Data records:
* START *

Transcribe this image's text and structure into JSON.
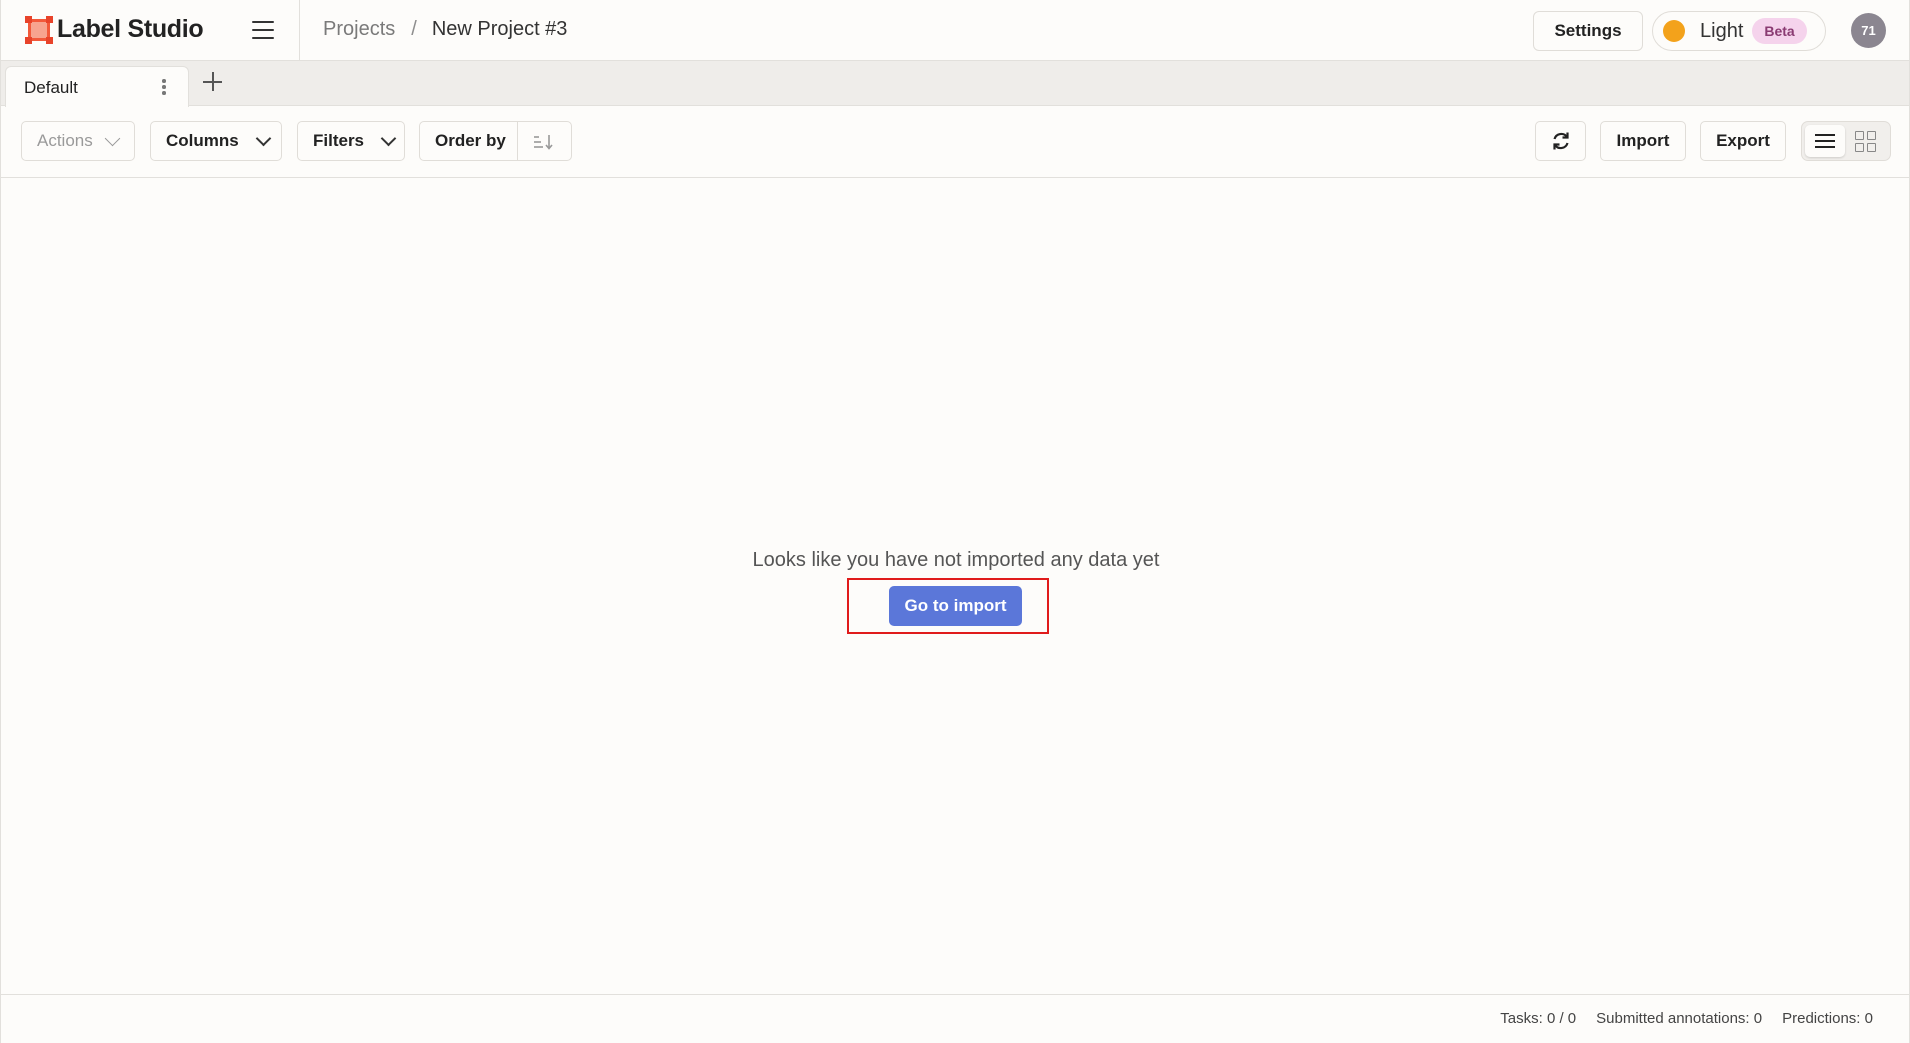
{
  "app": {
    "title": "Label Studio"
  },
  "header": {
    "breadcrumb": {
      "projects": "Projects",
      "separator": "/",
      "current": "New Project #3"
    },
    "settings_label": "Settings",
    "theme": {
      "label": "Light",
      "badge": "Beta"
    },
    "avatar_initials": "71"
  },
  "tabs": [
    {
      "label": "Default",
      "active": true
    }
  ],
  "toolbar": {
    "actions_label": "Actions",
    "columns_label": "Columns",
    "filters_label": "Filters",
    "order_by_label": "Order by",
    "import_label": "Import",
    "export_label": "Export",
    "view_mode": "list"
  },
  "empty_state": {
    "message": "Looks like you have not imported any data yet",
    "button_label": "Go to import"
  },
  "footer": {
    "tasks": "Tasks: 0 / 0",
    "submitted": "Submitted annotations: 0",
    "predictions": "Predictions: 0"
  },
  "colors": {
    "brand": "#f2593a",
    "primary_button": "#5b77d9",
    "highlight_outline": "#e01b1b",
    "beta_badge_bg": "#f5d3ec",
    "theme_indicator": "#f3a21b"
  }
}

* END *

## Written problem
Give back every line exactly as it stands, pictures excluded.

## Output
Transcribe this image's text and structure into JSON.
{
  "app": {
    "title": "Label Studio"
  },
  "header": {
    "breadcrumb": {
      "projects": "Projects",
      "separator": "/",
      "current": "New Project #3"
    },
    "settings_label": "Settings",
    "theme": {
      "label": "Light",
      "badge": "Beta"
    },
    "avatar_initials": "71"
  },
  "tabs": [
    {
      "label": "Default",
      "active": true
    }
  ],
  "toolbar": {
    "actions_label": "Actions",
    "columns_label": "Columns",
    "filters_label": "Filters",
    "order_by_label": "Order by",
    "import_label": "Import",
    "export_label": "Export",
    "view_mode": "list"
  },
  "empty_state": {
    "message": "Looks like you have not imported any data yet",
    "button_label": "Go to import"
  },
  "footer": {
    "tasks": "Tasks: 0 / 0",
    "submitted": "Submitted annotations: 0",
    "predictions": "Predictions: 0"
  },
  "colors": {
    "brand": "#f2593a",
    "primary_button": "#5b77d9",
    "highlight_outline": "#e01b1b",
    "beta_badge_bg": "#f5d3ec",
    "theme_indicator": "#f3a21b"
  }
}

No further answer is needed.